:: EXTRACTED ENTRIES ::
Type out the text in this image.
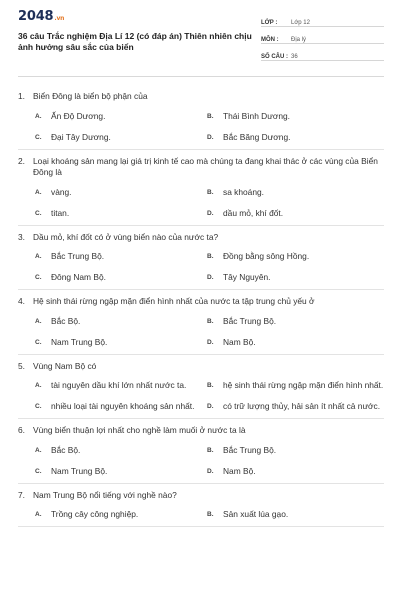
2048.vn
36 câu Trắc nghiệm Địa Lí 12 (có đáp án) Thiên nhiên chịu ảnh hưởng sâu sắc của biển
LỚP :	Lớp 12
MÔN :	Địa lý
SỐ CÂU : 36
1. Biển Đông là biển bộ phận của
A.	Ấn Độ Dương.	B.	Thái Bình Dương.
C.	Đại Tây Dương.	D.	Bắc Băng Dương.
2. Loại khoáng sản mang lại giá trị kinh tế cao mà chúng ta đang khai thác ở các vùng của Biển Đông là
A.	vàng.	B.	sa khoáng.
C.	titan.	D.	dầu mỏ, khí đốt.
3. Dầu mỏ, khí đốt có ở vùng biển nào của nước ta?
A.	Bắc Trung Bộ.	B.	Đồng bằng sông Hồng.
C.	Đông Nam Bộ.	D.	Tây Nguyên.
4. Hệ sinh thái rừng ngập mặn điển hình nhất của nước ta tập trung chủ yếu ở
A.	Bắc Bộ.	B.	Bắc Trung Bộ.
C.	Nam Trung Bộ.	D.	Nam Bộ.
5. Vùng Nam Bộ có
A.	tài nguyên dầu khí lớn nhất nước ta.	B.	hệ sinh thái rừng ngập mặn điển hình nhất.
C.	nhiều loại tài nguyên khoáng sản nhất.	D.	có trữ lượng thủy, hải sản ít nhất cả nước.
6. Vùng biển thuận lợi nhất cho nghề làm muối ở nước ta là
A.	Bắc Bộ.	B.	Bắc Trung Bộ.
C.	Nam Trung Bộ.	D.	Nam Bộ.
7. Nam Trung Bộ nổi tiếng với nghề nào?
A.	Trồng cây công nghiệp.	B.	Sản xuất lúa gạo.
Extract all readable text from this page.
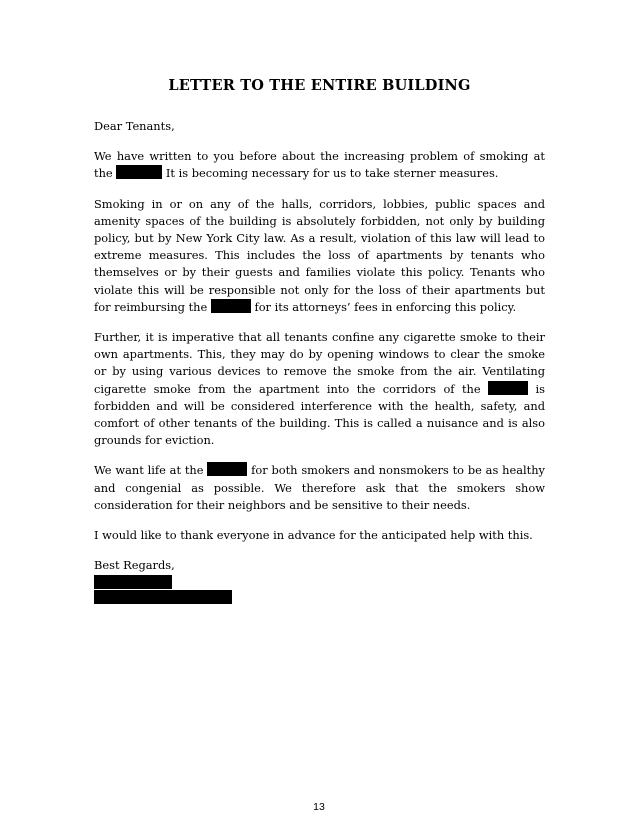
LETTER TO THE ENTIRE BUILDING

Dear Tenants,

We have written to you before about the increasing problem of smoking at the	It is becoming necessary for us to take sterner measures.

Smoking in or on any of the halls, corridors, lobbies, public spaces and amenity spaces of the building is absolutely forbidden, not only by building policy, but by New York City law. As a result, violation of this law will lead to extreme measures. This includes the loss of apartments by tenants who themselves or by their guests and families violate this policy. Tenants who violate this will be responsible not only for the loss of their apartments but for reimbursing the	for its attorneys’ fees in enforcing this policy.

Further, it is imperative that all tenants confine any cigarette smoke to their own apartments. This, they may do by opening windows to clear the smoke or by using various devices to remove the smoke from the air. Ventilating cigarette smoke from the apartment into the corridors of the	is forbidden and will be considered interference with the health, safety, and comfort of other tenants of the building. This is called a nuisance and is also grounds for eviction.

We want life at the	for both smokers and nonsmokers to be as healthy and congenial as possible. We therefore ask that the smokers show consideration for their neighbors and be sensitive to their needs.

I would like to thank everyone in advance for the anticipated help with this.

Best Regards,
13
:::
:: EXTRACTED ENTRIES ::
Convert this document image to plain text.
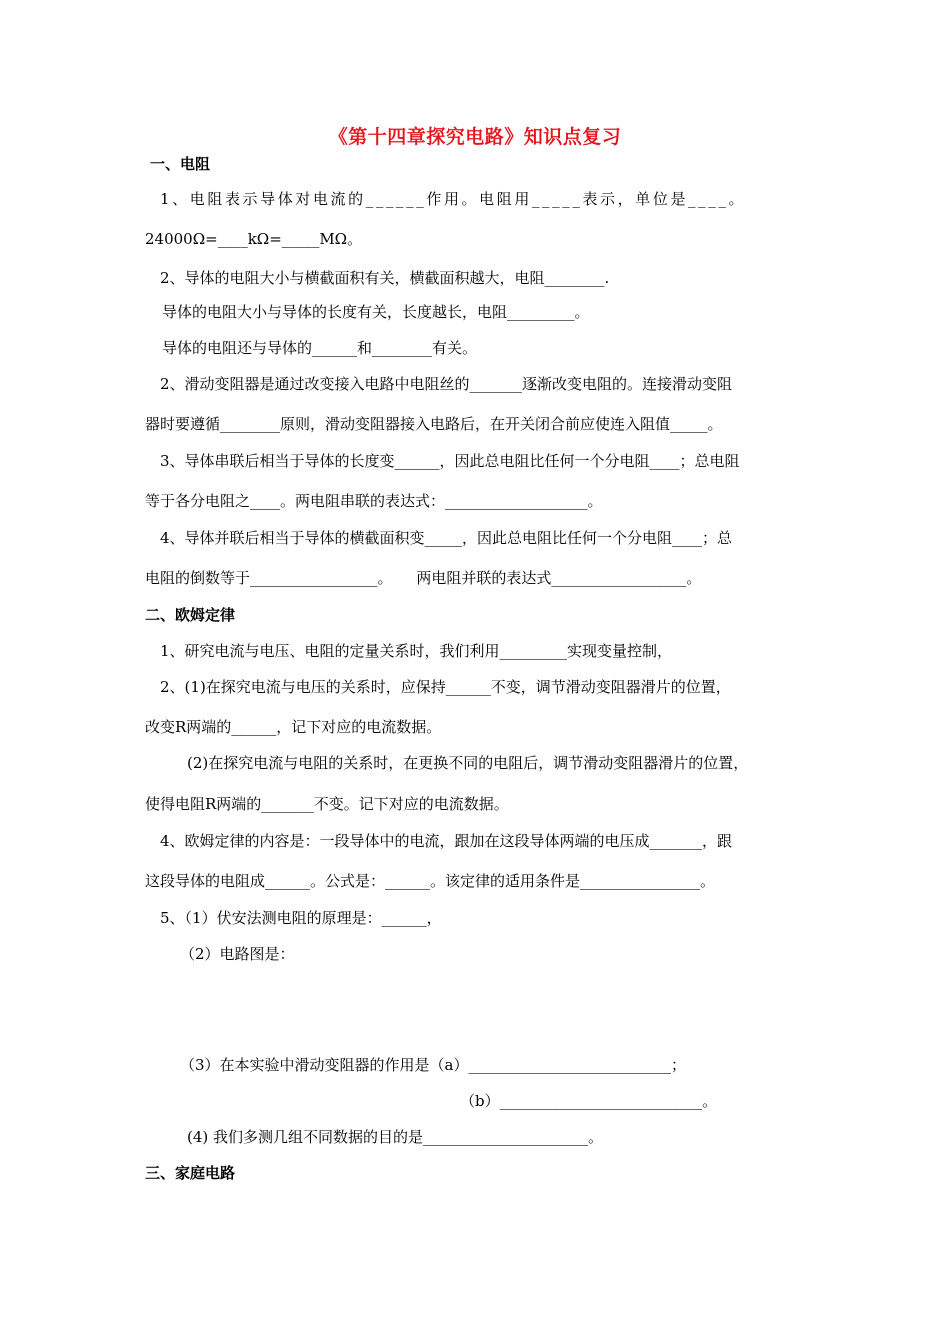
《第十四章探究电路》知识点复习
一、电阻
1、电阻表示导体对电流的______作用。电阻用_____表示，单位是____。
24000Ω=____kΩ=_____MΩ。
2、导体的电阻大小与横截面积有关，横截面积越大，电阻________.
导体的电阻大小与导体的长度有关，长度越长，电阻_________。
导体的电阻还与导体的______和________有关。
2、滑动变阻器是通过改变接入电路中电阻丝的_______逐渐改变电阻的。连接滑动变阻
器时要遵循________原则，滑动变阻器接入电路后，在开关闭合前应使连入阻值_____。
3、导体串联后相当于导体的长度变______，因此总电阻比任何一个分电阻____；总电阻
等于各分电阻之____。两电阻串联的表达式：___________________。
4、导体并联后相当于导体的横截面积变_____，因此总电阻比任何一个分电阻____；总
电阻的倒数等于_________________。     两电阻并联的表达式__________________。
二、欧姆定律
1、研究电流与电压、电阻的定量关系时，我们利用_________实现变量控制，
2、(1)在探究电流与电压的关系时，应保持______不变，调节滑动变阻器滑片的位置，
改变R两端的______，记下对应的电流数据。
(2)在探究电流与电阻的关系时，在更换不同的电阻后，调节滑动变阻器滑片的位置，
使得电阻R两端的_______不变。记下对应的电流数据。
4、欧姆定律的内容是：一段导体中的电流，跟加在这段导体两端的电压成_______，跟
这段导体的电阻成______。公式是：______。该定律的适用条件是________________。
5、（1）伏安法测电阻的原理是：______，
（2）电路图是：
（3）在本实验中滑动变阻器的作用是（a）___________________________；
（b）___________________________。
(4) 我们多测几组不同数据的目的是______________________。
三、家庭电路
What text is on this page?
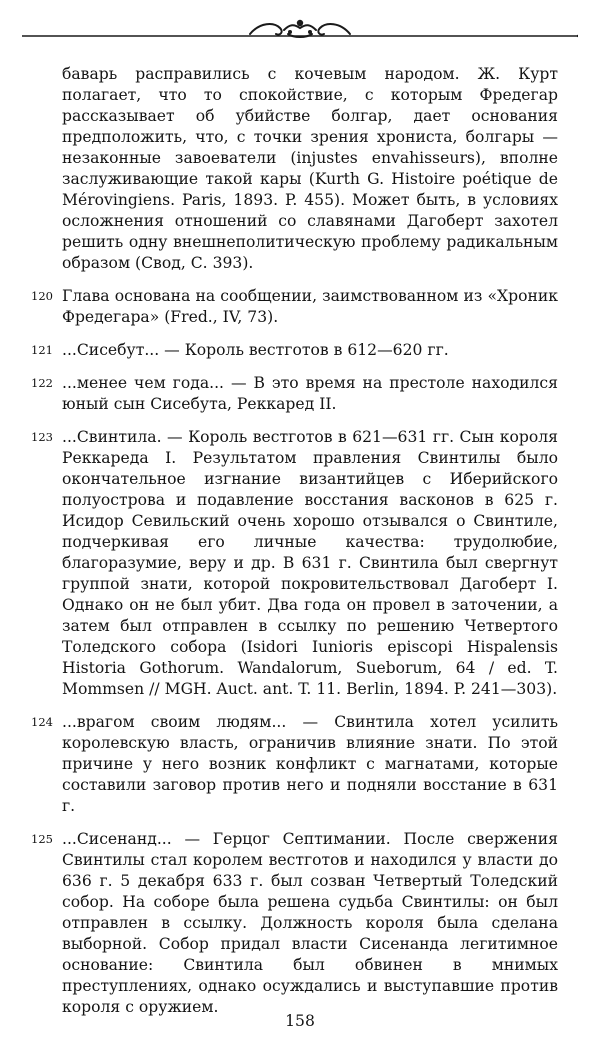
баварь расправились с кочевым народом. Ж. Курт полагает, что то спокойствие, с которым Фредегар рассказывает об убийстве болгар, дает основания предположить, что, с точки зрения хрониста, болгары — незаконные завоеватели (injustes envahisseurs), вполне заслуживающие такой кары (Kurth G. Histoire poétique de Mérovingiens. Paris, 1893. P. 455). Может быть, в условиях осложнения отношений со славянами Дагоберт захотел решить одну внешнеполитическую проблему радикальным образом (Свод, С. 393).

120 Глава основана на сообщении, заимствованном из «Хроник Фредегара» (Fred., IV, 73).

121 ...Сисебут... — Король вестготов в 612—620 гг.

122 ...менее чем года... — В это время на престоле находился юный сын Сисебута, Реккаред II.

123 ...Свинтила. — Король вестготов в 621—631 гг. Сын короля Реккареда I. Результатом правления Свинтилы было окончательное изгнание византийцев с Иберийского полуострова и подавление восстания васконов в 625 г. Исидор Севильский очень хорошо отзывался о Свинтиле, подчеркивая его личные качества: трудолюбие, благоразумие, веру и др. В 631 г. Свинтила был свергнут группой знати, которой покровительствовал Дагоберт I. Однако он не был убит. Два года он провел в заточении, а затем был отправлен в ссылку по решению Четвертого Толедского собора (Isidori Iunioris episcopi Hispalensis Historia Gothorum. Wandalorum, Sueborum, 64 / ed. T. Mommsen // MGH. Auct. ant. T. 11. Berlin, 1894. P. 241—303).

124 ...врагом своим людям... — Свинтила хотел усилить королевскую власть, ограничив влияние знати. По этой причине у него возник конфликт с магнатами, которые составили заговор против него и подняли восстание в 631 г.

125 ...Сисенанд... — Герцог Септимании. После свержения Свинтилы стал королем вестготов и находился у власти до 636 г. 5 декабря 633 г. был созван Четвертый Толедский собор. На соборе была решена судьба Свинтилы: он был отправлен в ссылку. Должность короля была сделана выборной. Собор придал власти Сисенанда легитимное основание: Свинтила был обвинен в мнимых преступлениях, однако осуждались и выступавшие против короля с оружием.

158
:::
### WHAT THE TASK REQUIRES:
From the data above, copy each line where the string "Dương" appears.

### FINAL RESULT:
A.	Ấn Độ Dương.	B.	Thái Bình Dương.
C.	Đại Tây Dương.	D.	Bắc Băng Dương.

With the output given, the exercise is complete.